- **WHAT YOU NEED TO DO**: Count how many lines hold the word "this" and give that number as the whole answer.

[start EXERCISE MATERIAL]

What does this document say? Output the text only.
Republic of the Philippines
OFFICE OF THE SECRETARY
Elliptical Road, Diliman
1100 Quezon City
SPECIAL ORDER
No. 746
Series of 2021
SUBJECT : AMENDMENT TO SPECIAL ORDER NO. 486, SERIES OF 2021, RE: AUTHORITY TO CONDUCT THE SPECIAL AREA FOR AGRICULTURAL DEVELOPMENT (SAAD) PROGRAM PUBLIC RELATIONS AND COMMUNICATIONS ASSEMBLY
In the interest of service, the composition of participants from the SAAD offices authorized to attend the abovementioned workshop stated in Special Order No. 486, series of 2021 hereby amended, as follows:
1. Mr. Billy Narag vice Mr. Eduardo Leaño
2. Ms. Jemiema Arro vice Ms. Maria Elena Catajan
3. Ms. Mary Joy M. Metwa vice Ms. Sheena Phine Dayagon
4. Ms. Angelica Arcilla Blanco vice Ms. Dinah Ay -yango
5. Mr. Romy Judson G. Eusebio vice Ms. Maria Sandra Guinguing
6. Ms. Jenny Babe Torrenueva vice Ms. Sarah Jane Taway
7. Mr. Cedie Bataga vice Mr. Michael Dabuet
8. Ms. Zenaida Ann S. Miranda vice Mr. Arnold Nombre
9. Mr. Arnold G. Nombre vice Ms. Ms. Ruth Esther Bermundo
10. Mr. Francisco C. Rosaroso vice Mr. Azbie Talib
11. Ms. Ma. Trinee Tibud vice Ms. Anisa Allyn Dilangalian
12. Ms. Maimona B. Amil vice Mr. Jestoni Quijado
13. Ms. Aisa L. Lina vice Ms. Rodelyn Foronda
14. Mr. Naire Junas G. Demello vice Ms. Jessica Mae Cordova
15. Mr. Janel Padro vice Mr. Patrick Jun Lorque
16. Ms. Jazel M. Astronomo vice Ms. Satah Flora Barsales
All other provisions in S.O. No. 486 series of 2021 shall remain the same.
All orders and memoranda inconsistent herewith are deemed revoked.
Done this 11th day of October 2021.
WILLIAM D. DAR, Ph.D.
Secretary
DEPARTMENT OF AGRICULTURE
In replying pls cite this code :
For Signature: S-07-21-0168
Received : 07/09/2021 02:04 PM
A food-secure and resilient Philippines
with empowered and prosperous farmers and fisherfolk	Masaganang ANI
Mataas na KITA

[end EXERCISE MATERIAL]

- **FULL RESPONSE**: 3